_Goal_.
From the entries below, extract every line that includes the word "rest".

(Figure content listings)
__________________________________________________
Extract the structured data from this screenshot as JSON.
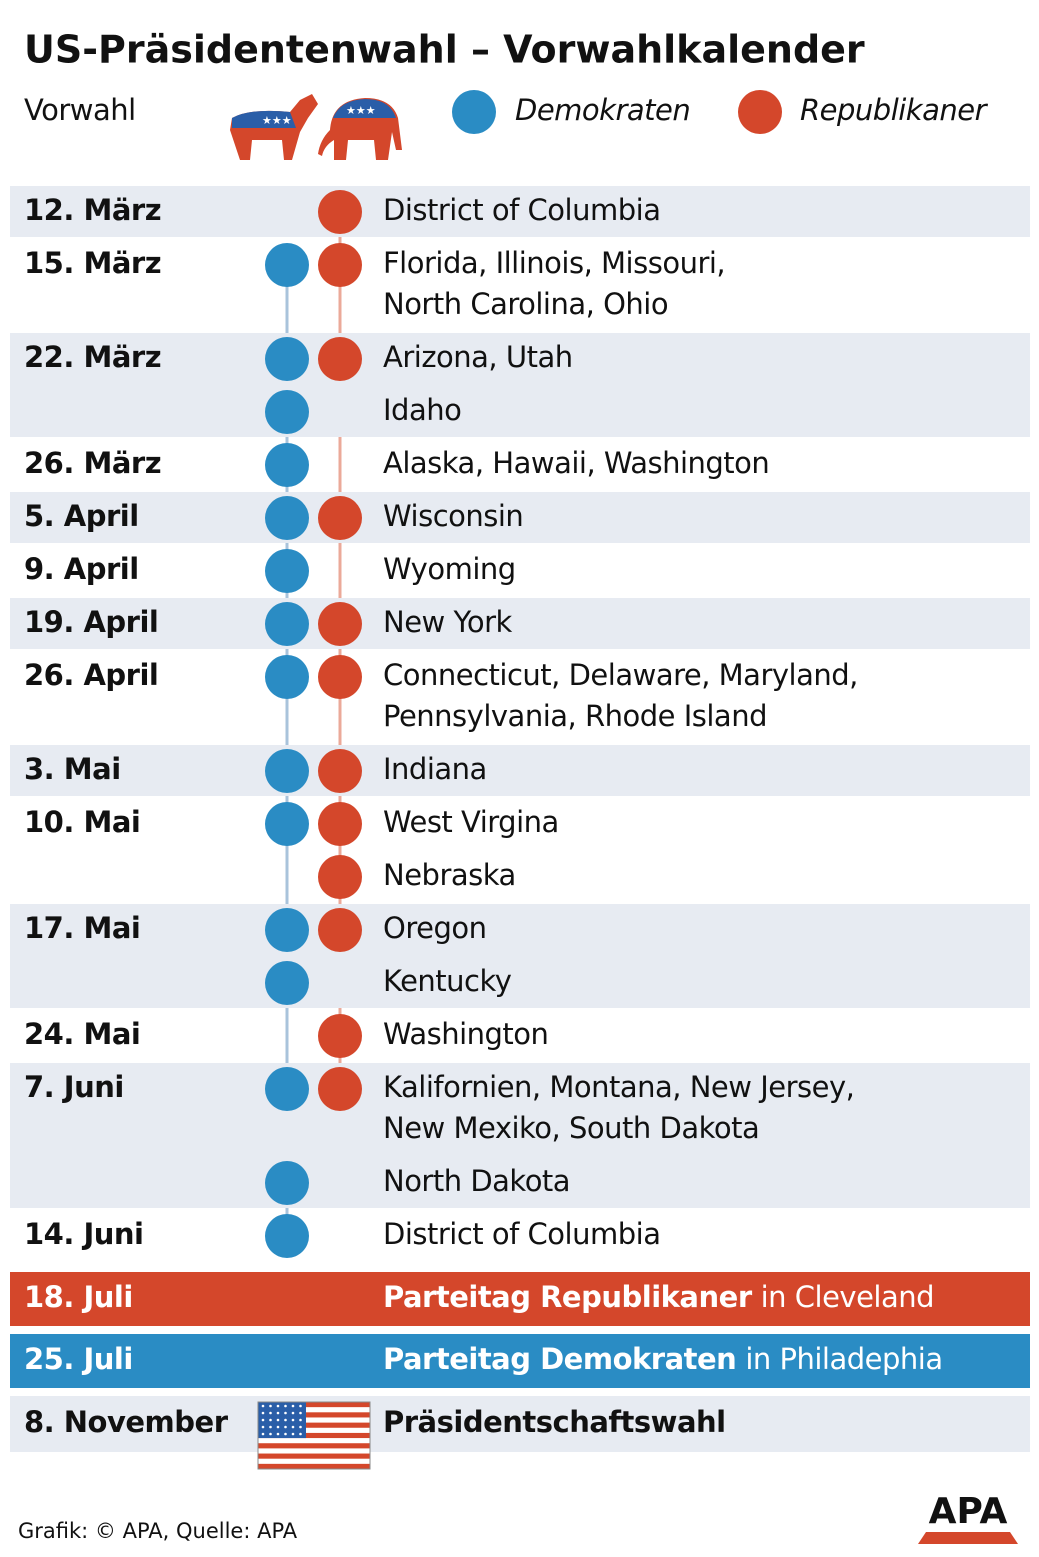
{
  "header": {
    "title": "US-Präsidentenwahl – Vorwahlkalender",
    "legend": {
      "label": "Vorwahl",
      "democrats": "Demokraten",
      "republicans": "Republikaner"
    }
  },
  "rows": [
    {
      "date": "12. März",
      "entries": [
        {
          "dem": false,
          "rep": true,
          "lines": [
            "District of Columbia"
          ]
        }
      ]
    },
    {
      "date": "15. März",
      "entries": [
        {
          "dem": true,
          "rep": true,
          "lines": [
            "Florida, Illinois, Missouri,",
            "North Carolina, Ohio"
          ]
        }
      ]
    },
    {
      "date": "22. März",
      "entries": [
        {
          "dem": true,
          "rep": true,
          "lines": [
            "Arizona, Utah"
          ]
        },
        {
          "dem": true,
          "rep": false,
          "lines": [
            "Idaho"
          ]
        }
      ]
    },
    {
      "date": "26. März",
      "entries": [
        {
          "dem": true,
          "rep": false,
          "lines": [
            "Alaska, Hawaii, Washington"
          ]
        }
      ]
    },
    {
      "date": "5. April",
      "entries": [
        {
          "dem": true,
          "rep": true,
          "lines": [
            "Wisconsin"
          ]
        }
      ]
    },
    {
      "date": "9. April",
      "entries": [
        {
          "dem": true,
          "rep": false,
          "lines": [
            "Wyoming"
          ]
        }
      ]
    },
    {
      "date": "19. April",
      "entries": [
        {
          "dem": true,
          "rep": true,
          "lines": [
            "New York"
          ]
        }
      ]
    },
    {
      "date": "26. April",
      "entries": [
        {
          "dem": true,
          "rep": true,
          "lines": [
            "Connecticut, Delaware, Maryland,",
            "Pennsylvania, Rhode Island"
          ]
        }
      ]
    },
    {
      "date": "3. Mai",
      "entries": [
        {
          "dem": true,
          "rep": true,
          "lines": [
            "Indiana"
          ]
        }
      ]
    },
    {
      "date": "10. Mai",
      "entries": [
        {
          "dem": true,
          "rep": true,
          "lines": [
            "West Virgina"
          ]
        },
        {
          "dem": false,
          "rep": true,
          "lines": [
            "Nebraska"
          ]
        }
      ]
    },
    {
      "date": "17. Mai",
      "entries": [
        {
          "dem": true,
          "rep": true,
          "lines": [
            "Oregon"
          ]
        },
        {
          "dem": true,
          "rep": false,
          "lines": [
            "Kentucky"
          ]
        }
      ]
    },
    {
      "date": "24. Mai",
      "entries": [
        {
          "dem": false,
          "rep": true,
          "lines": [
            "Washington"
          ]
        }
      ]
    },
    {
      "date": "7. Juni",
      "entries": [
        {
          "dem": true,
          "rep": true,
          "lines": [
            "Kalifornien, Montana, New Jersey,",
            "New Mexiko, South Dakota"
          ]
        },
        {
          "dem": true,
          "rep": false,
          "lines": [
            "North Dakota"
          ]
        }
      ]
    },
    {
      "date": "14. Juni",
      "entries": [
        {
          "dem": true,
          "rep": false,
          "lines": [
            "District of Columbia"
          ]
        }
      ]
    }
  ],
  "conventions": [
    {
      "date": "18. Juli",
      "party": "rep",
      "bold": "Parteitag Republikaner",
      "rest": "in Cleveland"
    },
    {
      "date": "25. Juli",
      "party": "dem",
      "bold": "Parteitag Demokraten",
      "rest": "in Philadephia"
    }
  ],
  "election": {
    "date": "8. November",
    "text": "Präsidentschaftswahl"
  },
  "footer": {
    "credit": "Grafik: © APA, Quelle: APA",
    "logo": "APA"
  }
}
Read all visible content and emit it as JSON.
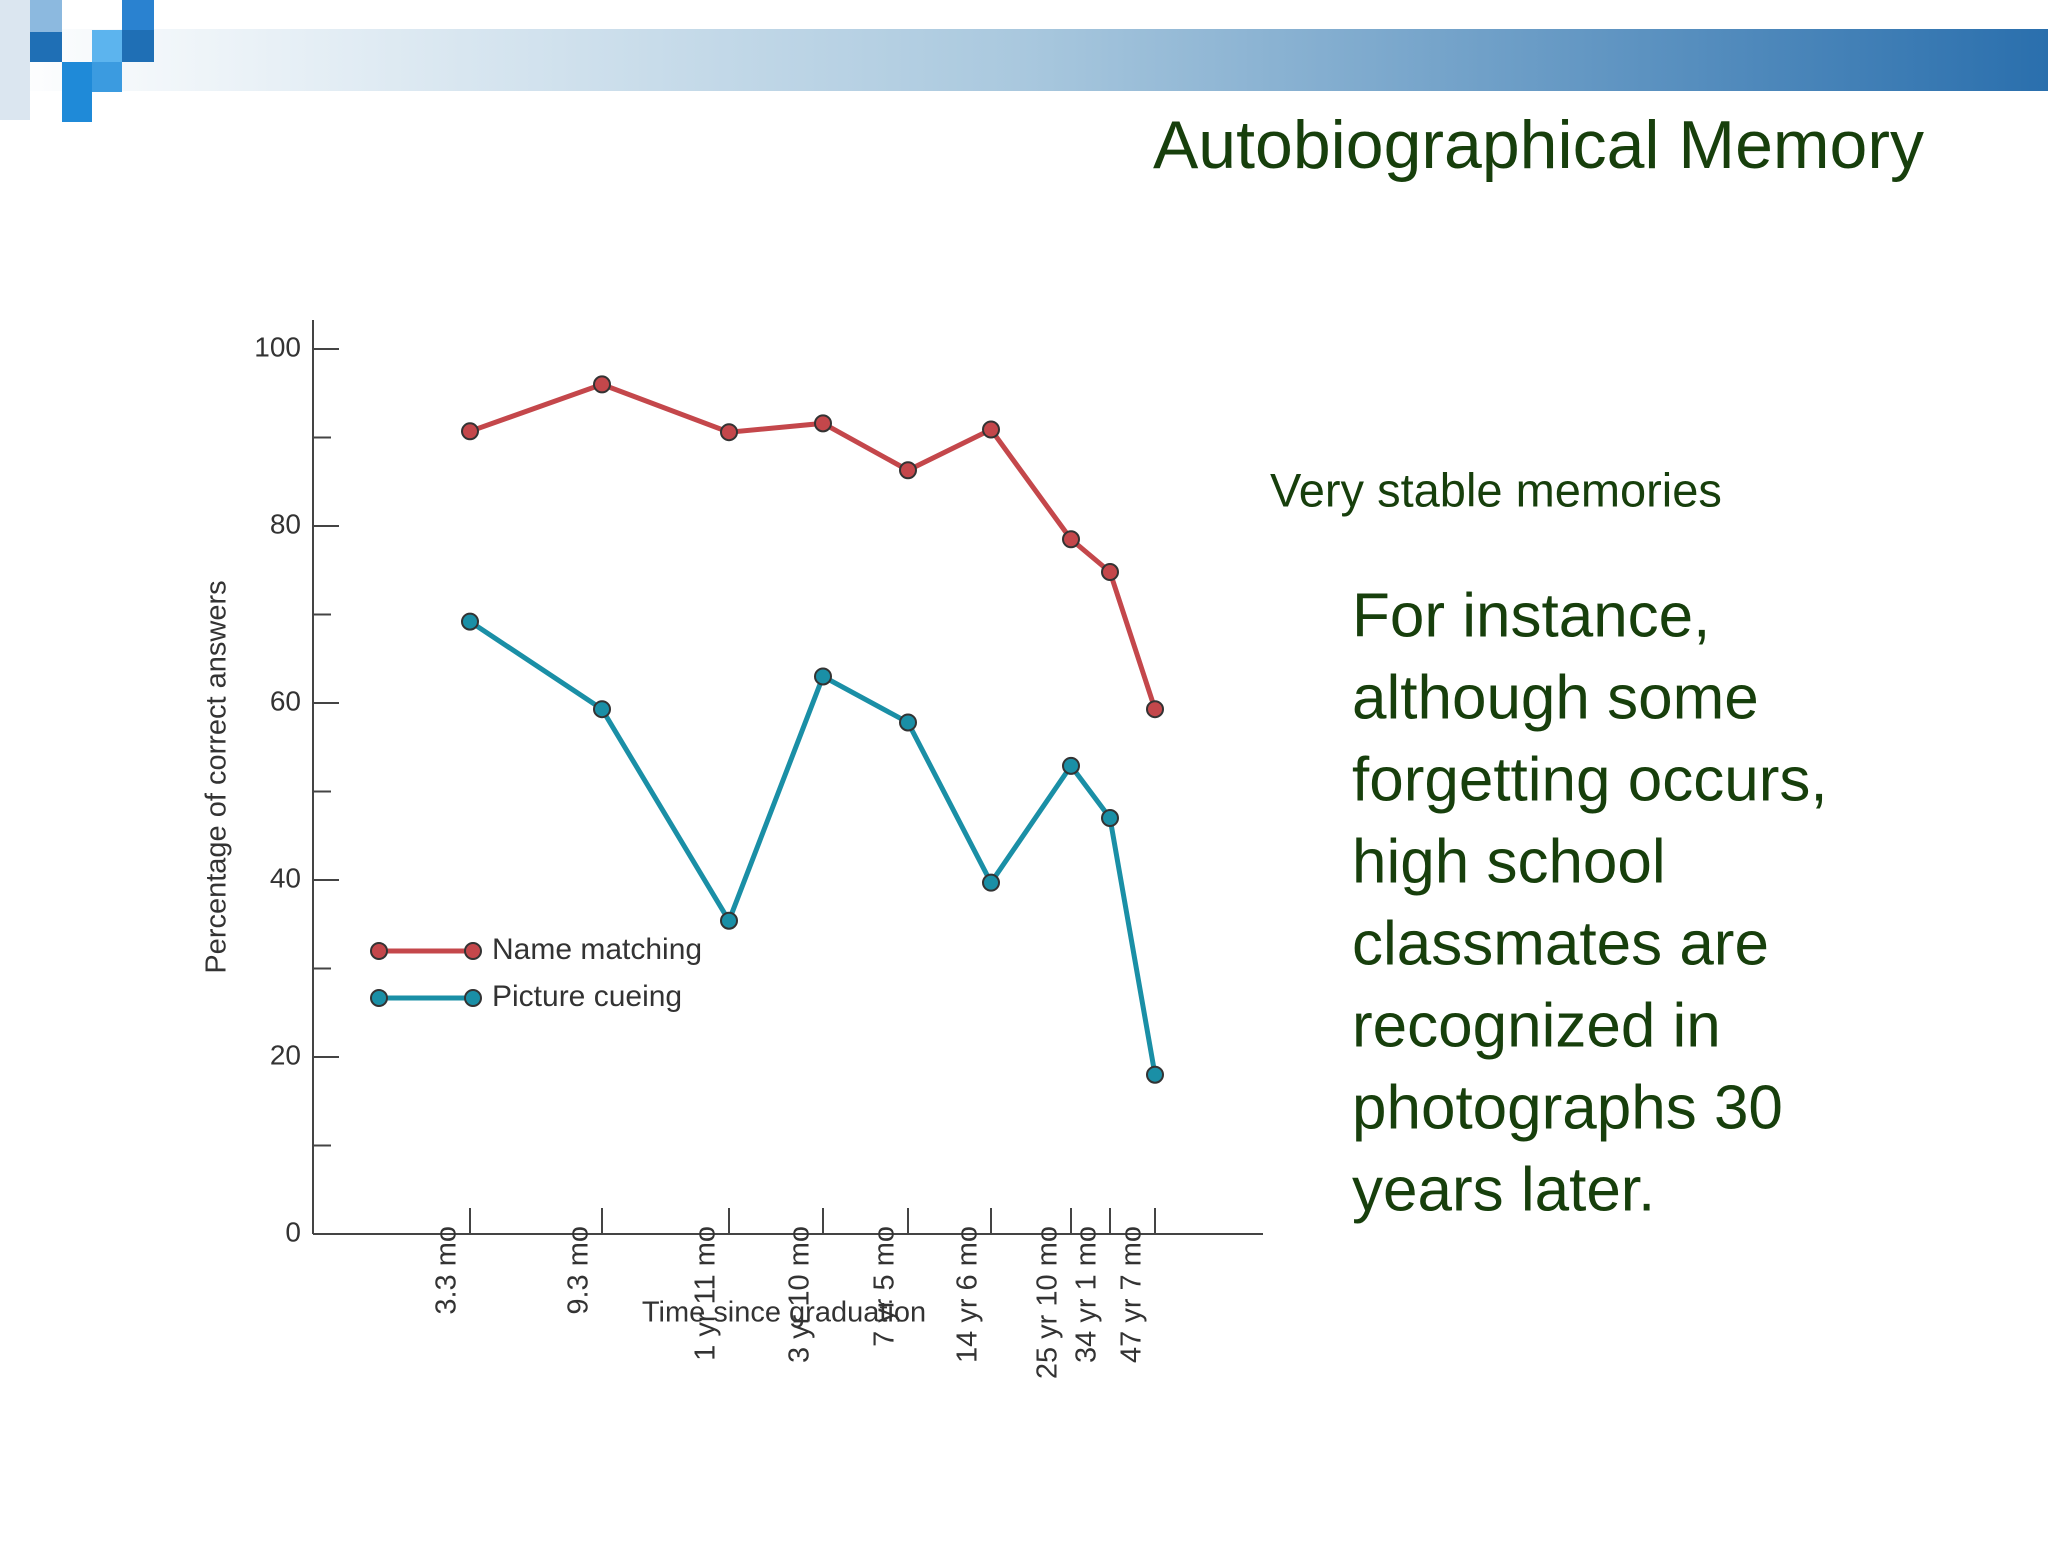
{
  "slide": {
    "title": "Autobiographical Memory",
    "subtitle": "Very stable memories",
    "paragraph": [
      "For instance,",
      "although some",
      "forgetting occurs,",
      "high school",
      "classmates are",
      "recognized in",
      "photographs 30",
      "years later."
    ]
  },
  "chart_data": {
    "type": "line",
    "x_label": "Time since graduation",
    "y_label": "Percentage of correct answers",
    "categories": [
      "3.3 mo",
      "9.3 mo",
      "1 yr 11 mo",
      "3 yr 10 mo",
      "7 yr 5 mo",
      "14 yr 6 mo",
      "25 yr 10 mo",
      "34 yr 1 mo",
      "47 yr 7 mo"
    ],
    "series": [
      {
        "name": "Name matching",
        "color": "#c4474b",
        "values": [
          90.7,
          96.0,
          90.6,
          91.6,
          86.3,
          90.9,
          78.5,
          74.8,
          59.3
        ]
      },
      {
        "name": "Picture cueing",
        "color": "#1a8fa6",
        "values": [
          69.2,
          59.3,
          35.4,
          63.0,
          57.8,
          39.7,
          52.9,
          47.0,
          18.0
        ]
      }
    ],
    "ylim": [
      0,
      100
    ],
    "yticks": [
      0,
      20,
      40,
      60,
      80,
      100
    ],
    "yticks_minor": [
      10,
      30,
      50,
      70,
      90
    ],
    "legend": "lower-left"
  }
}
__________________________________________________
_Solution_.
      "rest": "in Cleveland"
      "rest": "in Philadephia"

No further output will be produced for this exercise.